→ **GOAL OF THE EXERCISE**: Write out the material again word for word, dropping any images it holds.

(Dataset entries)
-- begin --

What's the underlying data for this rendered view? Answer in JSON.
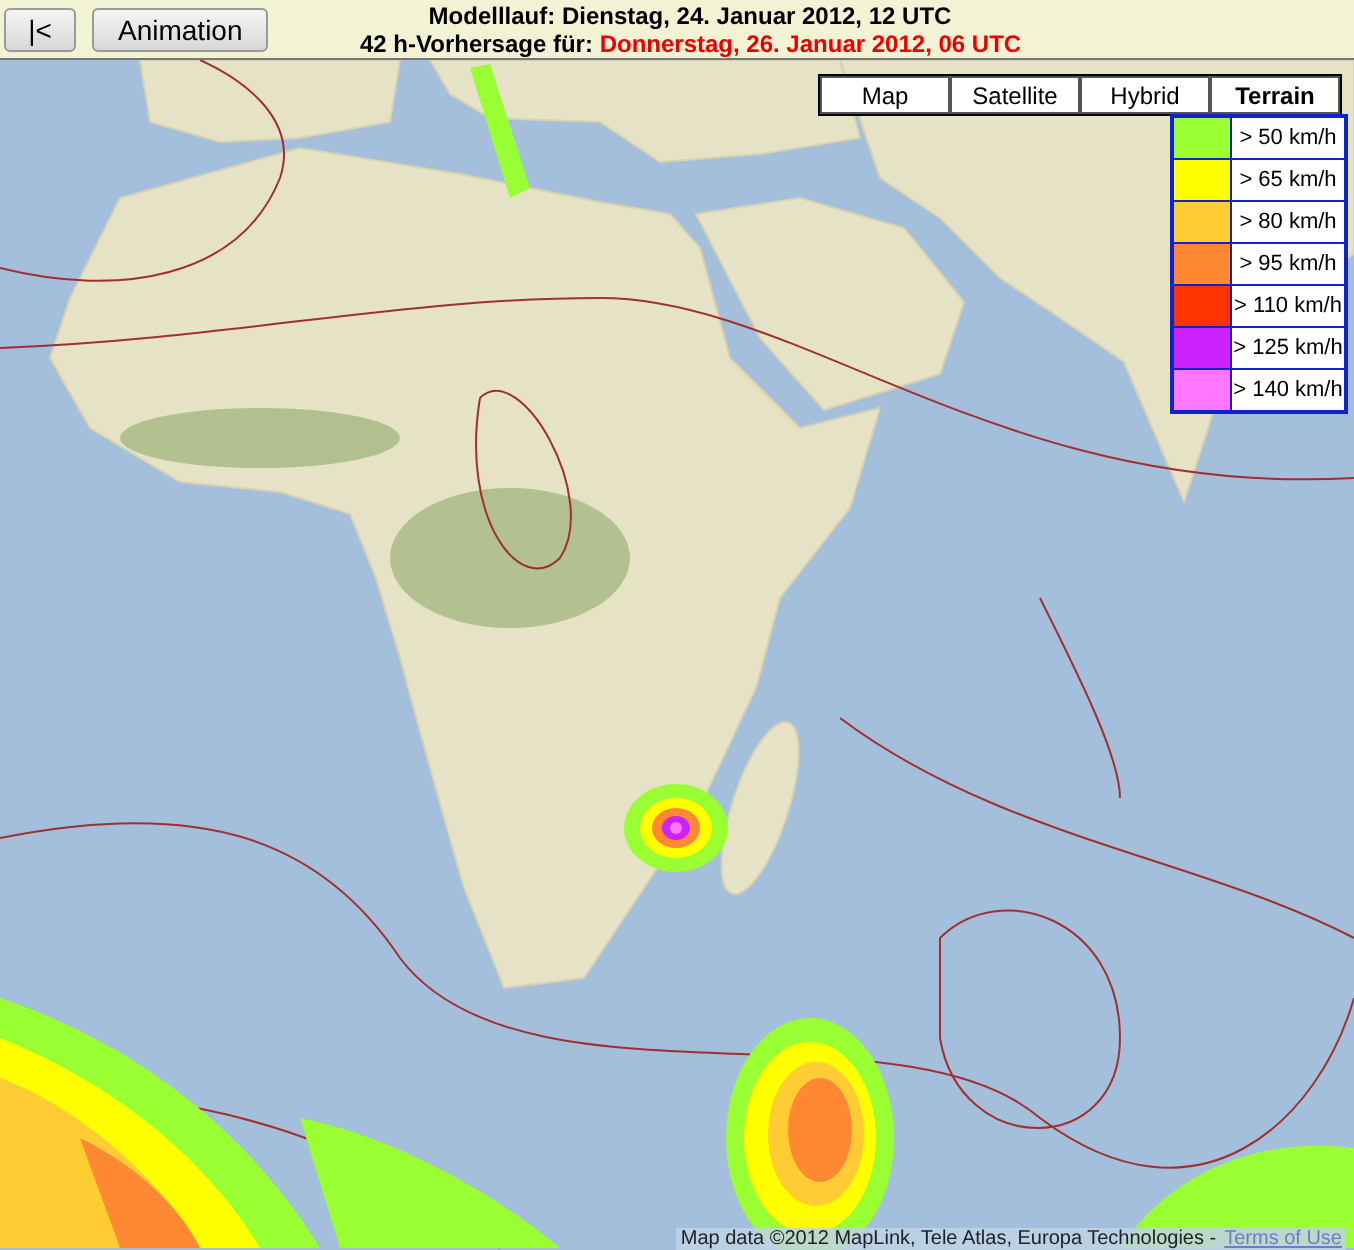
{
  "toolbar": {
    "buttons": [
      {
        "label": "|<"
      },
      {
        "label": "Animation"
      }
    ]
  },
  "header": {
    "model_run": "Modelllauf: Dienstag, 24. Januar 2012, 12 UTC",
    "forecast_label": "42 h-Vorhersage für:",
    "forecast_time": "Donnerstag, 26. Januar 2012, 06 UTC"
  },
  "map": {
    "map_types": [
      {
        "label": "Map",
        "selected": false
      },
      {
        "label": "Satellite",
        "selected": false
      },
      {
        "label": "Hybrid",
        "selected": false
      },
      {
        "label": "Terrain",
        "selected": true
      }
    ],
    "legend": [
      {
        "label": "> 50 km/h",
        "color": "#99ff33"
      },
      {
        "label": "> 65 km/h",
        "color": "#ffff00"
      },
      {
        "label": "> 80 km/h",
        "color": "#ffcc33"
      },
      {
        "label": "> 95 km/h",
        "color": "#ff8833"
      },
      {
        "label": "> 110 km/h",
        "color": "#ff3300"
      },
      {
        "label": "> 125 km/h",
        "color": "#cc22ff"
      },
      {
        "label": "> 140 km/h",
        "color": "#ff77ff"
      }
    ],
    "attribution": "Map data ©2012 MapLink, Tele Atlas, Europa Technologies -",
    "terms_link": "Terms of Use"
  }
}
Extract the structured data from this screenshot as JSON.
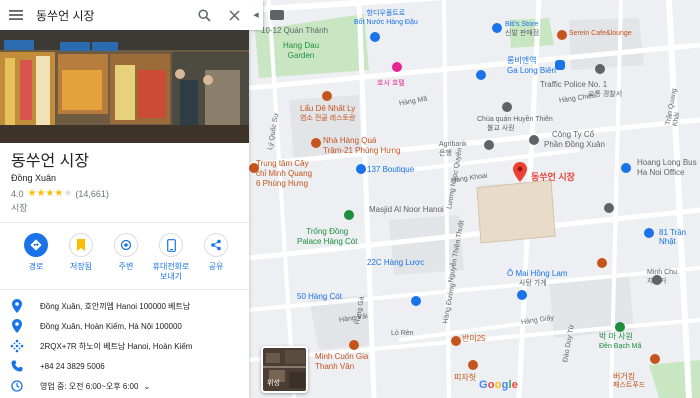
{
  "search": {
    "query": "동쑤언 시장"
  },
  "place": {
    "title": "동쑤언 시장",
    "subtitle": "Đồng Xuân",
    "rating": "4.0",
    "stars": 4,
    "review_count": "(14,661)",
    "category": "시장"
  },
  "actions": [
    {
      "label": "경로",
      "icon": "directions-icon"
    },
    {
      "label": "저장됨",
      "icon": "bookmark-icon"
    },
    {
      "label": "주변",
      "icon": "nearby-icon"
    },
    {
      "label": "휴대전화로\n보내기",
      "line1": "휴대전화로",
      "line2": "보내기",
      "icon": "phone-send-icon"
    },
    {
      "label": "공유",
      "icon": "share-icon"
    }
  ],
  "details": {
    "address_local": "Đồng Xuân, 호안끼엠 Hanoi 100000 베트남",
    "address": "Đồng Xuân, Hoàn Kiếm, Hà Nội 100000",
    "plus_code": "2RQX+7R 하노이 베트남 Hanoi, Hoàn Kiếm",
    "phone": "+84 24 3829 5006",
    "hours": "영업 중:  오전 6:00~오후 6:00"
  },
  "map": {
    "satellite_label": "위성",
    "google_logo": "Google",
    "marker_label": "동쑤언 시장",
    "labels": {
      "quan_thanh": "10-12 Quán Thánh",
      "hang_dau_1": "Hang Dau",
      "hang_dau_2": "Garden",
      "hangcuu_1": "항디우풀트로",
      "hangcuu_2": "Bốt Nước Hàng Đậu",
      "bitis_1": "Biti's Store",
      "bitis_2": "신발 판매점",
      "serein": "Serein Cafe&lounge",
      "longbien_1": "롱비엔역",
      "longbien_2": "Ga Long Biên",
      "traffic_police": "Traffic Police No. 1",
      "traffic_police_sub": "교통 경찰서",
      "hotel": "호시 호텔",
      "lau_de_1": "Lẩu Dê Nhất Ly",
      "lau_de_2": "염소 전골 레스토랑",
      "chua_1": "Chùa quán Huyền Thiên",
      "chua_2": "불교 사원",
      "nha_hang_1": "Nhà Hàng Quá",
      "nha_hang_2": "Trâm-21 Phùng Hưng",
      "agribank": "Agribank",
      "agribank_sub": "은행",
      "cong_ty_1": "Công Ty Cổ",
      "cong_ty_2": "Phần Đồng Xuân",
      "hoang_long_1": "Hoang Long Bus",
      "hoang_long_2": "Ha Noi Office",
      "trung_tam_1": "Trung tâm Cây",
      "trung_tam_2": "chỉ Minh Quang",
      "trung_tam_3": "6 Phùng Hưng",
      "boutique": "137 Boutique",
      "masjid": "Masjid Al Noor Hanoi",
      "trong_dong_1": "Trống Đồng",
      "trong_dong_2": "Palace Hàng Cót",
      "tran_nhat_duat": "81 Trần Nhật",
      "hang_luoc": "22C Hàng Lược",
      "o_mai_1": "Ô Mai Hồng Lam",
      "o_mai_2": "사탕 가게",
      "hang_cot": "50 Hàng Cót",
      "minh_chu_1": "Minh Chu",
      "minh_chu_2": "자전거",
      "bac_ma_1": "박 마 사원",
      "bac_ma_2": "Đền Bạch Mã",
      "banmi": "반미25",
      "cuon_gia_1": "Minh Cuốn Gia",
      "cuon_gia_2": "Thanh Vân",
      "burger": "버거킹",
      "fast_food": "패스트푸드",
      "pizza": "피자헛",
      "hang_khoai": "Hàng Khoai",
      "ly_quoc_su": "Lý Quốc Sư",
      "hang_ga": "Hàng Gà",
      "hang_chieu": "Hàng Chiếu",
      "hang_ma": "Hàng Mã",
      "lo_ren": "Lò Rèn",
      "hang_duong": "Hàng Đường",
      "hang_giay": "Hàng Giấy",
      "nguyen_thien_thuat": "Nguyễn Thiện Thuật",
      "tran_quang_khai": "Trần Quang Khải",
      "hang_vai": "Hàng Vải",
      "luong_ngoc_quyen": "Lương Ngọc Quyến",
      "dao_duy_tu": "Đào Duy Từ"
    }
  },
  "colors": {
    "accent": "#1a73e8",
    "marker": "#ea4335",
    "map_bg": "#eef0f3",
    "park": "#c9e6c3",
    "road": "#ffffff",
    "text_orange": "#c5541d",
    "text_blue": "#1a73e8",
    "text_green": "#1e8e3e",
    "star": "#fbbc04"
  }
}
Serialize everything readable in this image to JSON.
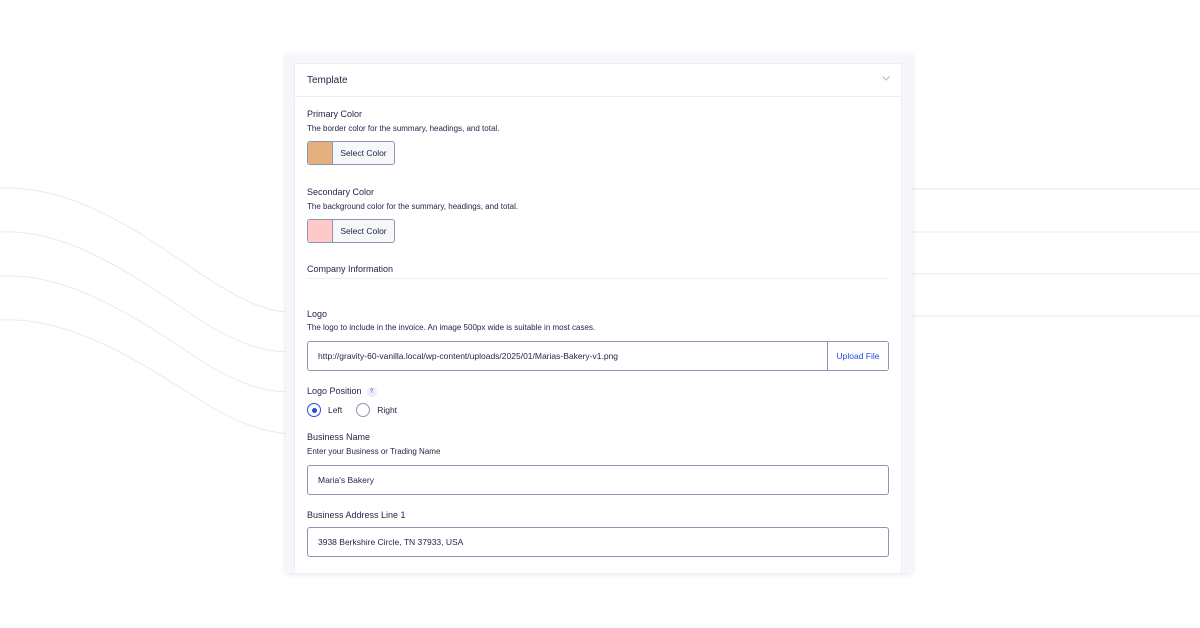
{
  "template": {
    "title": "Template",
    "primary_color": {
      "label": "Primary Color",
      "description": "The border color for the summary, headings, and total.",
      "button_label": "Select Color",
      "swatch": "#e4b17e"
    },
    "secondary_color": {
      "label": "Secondary Color",
      "description": "The background color for the summary, headings, and total.",
      "button_label": "Select Color",
      "swatch": "#ffc9c9"
    },
    "company_section": "Company Information",
    "logo": {
      "label": "Logo",
      "description": "The logo to include in the invoice. An image 500px wide is suitable in most cases.",
      "value": "http://gravity-60-vanilla.local/wp-content/uploads/2025/01/Marias-Bakery-v1.png",
      "upload_label": "Upload File"
    },
    "logo_position": {
      "label": "Logo Position",
      "help": "?",
      "options": [
        {
          "label": "Left",
          "checked": true
        },
        {
          "label": "Right",
          "checked": false
        }
      ]
    },
    "business_name": {
      "label": "Business Name",
      "description": "Enter your Business or Trading Name",
      "value": "Maria's Bakery"
    },
    "business_address_1": {
      "label": "Business Address Line 1",
      "value": "3938 Berkshire Circle, TN 37933, USA"
    }
  },
  "colors": {
    "accent": "#204ce5",
    "text": "#242748",
    "border": "#9092b2"
  }
}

-- end --

→ **SOLUTION TO THIS PROBLEM**:
What's the underlying data for this rendered view? Answer in JSON.
{
  "toolbar": {
    "buttons": [
      {
        "label": "|<"
      },
      {
        "label": "Animation"
      }
    ]
  },
  "header": {
    "model_run": "Modelllauf: Dienstag, 24. Januar 2012, 12 UTC",
    "forecast_label": "42 h-Vorhersage für:",
    "forecast_time": "Donnerstag, 26. Januar 2012, 06 UTC"
  },
  "map": {
    "map_types": [
      {
        "label": "Map",
        "selected": false
      },
      {
        "label": "Satellite",
        "selected": false
      },
      {
        "label": "Hybrid",
        "selected": false
      },
      {
        "label": "Terrain",
        "selected": true
      }
    ],
    "legend": [
      {
        "label": "> 50 km/h",
        "color": "#99ff33"
      },
      {
        "label": "> 65 km/h",
        "color": "#ffff00"
      },
      {
        "label": "> 80 km/h",
        "color": "#ffcc33"
      },
      {
        "label": "> 95 km/h",
        "color": "#ff8833"
      },
      {
        "label": "> 110 km/h",
        "color": "#ff3300"
      },
      {
        "label": "> 125 km/h",
        "color": "#cc22ff"
      },
      {
        "label": "> 140 km/h",
        "color": "#ff77ff"
      }
    ],
    "attribution": "Map data ©2012 MapLink, Tele Atlas, Europa Technologies -",
    "terms_link": "Terms of Use"
  }
}
Extract the structured data from this screenshot as JSON.
{
  "search": {
    "query": "동쑤언 시장"
  },
  "place": {
    "title": "동쑤언 시장",
    "subtitle": "Đồng Xuân",
    "rating": "4.0",
    "stars": 4,
    "review_count": "(14,661)",
    "category": "시장"
  },
  "actions": [
    {
      "label": "경로",
      "icon": "directions-icon"
    },
    {
      "label": "저장됨",
      "icon": "bookmark-icon"
    },
    {
      "label": "주변",
      "icon": "nearby-icon"
    },
    {
      "label": "휴대전화로\n보내기",
      "line1": "휴대전화로",
      "line2": "보내기",
      "icon": "phone-send-icon"
    },
    {
      "label": "공유",
      "icon": "share-icon"
    }
  ],
  "details": {
    "address_local": "Đồng Xuân, 호안끼엠 Hanoi 100000 베트남",
    "address": "Đồng Xuân, Hoàn Kiếm, Hà Nội 100000",
    "plus_code": "2RQX+7R 하노이 베트남 Hanoi, Hoàn Kiếm",
    "phone": "+84 24 3829 5006",
    "hours": "영업 중:  오전 6:00~오후 6:00"
  },
  "map": {
    "satellite_label": "위성",
    "google_logo": "Google",
    "marker_label": "동쑤언 시장",
    "labels": {
      "quan_thanh": "10-12 Quán Thánh",
      "hang_dau_1": "Hang Dau",
      "hang_dau_2": "Garden",
      "hangcuu_1": "항디우풀트로",
      "hangcuu_2": "Bốt Nước Hàng Đậu",
      "bitis_1": "Biti's Store",
      "bitis_2": "신발 판매점",
      "serein": "Serein Cafe&lounge",
      "longbien_1": "롱비엔역",
      "longbien_2": "Ga Long Biên",
      "traffic_police": "Traffic Police No. 1",
      "traffic_police_sub": "교통 경찰서",
      "hotel": "호시 호텔",
      "lau_de_1": "Lẩu Dê Nhất Ly",
      "lau_de_2": "염소 전골 레스토랑",
      "chua_1": "Chùa quán Huyền Thiên",
      "chua_2": "불교 사원",
      "nha_hang_1": "Nhà Hàng Quá",
      "nha_hang_2": "Trâm-21 Phùng Hưng",
      "agribank": "Agribank",
      "agribank_sub": "은행",
      "cong_ty_1": "Công Ty Cổ",
      "cong_ty_2": "Phần Đồng Xuân",
      "hoang_long_1": "Hoang Long Bus",
      "hoang_long_2": "Ha Noi Office",
      "trung_tam_1": "Trung tâm Cây",
      "trung_tam_2": "chỉ Minh Quang",
      "trung_tam_3": "6 Phùng Hưng",
      "boutique": "137 Boutique",
      "masjid": "Masjid Al Noor Hanoi",
      "trong_dong_1": "Trống Đồng",
      "trong_dong_2": "Palace Hàng Cót",
      "tran_nhat_duat": "81 Trần Nhật",
      "hang_luoc": "22C Hàng Lược",
      "o_mai_1": "Ô Mai Hồng Lam",
      "o_mai_2": "사탕 가게",
      "hang_cot": "50 Hàng Cót",
      "minh_chu_1": "Minh Chu",
      "minh_chu_2": "자전거",
      "bac_ma_1": "박 마 사원",
      "bac_ma_2": "Đền Bạch Mã",
      "banmi": "반미25",
      "cuon_gia_1": "Minh Cuốn Gia",
      "cuon_gia_2": "Thanh Vân",
      "burger": "버거킹",
      "fast_food": "패스트푸드",
      "pizza": "피자헛",
      "hang_khoai": "Hàng Khoai",
      "ly_quoc_su": "Lý Quốc Sư",
      "hang_ga": "Hàng Gà",
      "hang_chieu": "Hàng Chiếu",
      "hang_ma": "Hàng Mã",
      "lo_ren": "Lò Rèn",
      "hang_duong": "Hàng Đường",
      "hang_giay": "Hàng Giấy",
      "nguyen_thien_thuat": "Nguyễn Thiện Thuật",
      "tran_quang_khai": "Trần Quang Khải",
      "hang_vai": "Hàng Vải",
      "luong_ngoc_quyen": "Lương Ngọc Quyến",
      "dao_duy_tu": "Đào Duy Từ"
    }
  },
  "colors": {
    "accent": "#1a73e8",
    "marker": "#ea4335",
    "map_bg": "#eef0f3",
    "park": "#c9e6c3",
    "road": "#ffffff",
    "text_orange": "#c5541d",
    "text_blue": "#1a73e8",
    "text_green": "#1e8e3e",
    "star": "#fbbc04"
  }
}
Serialize everything readable in this image to JSON.
{
  "template": {
    "title": "Template",
    "primary_color": {
      "label": "Primary Color",
      "description": "The border color for the summary, headings, and total.",
      "button_label": "Select Color",
      "swatch": "#e4b17e"
    },
    "secondary_color": {
      "label": "Secondary Color",
      "description": "The background color for the summary, headings, and total.",
      "button_label": "Select Color",
      "swatch": "#ffc9c9"
    },
    "company_section": "Company Information",
    "logo": {
      "label": "Logo",
      "description": "The logo to include in the invoice. An image 500px wide is suitable in most cases.",
      "value": "http://gravity-60-vanilla.local/wp-content/uploads/2025/01/Marias-Bakery-v1.png",
      "upload_label": "Upload File"
    },
    "logo_position": {
      "label": "Logo Position",
      "help": "?",
      "options": [
        {
          "label": "Left",
          "checked": true
        },
        {
          "label": "Right",
          "checked": false
        }
      ]
    },
    "business_name": {
      "label": "Business Name",
      "description": "Enter your Business or Trading Name",
      "value": "Maria's Bakery"
    },
    "business_address_1": {
      "label": "Business Address Line 1",
      "value": "3938 Berkshire Circle, TN 37933, USA"
    }
  },
  "colors": {
    "accent": "#204ce5",
    "text": "#242748",
    "border": "#9092b2"
  }
}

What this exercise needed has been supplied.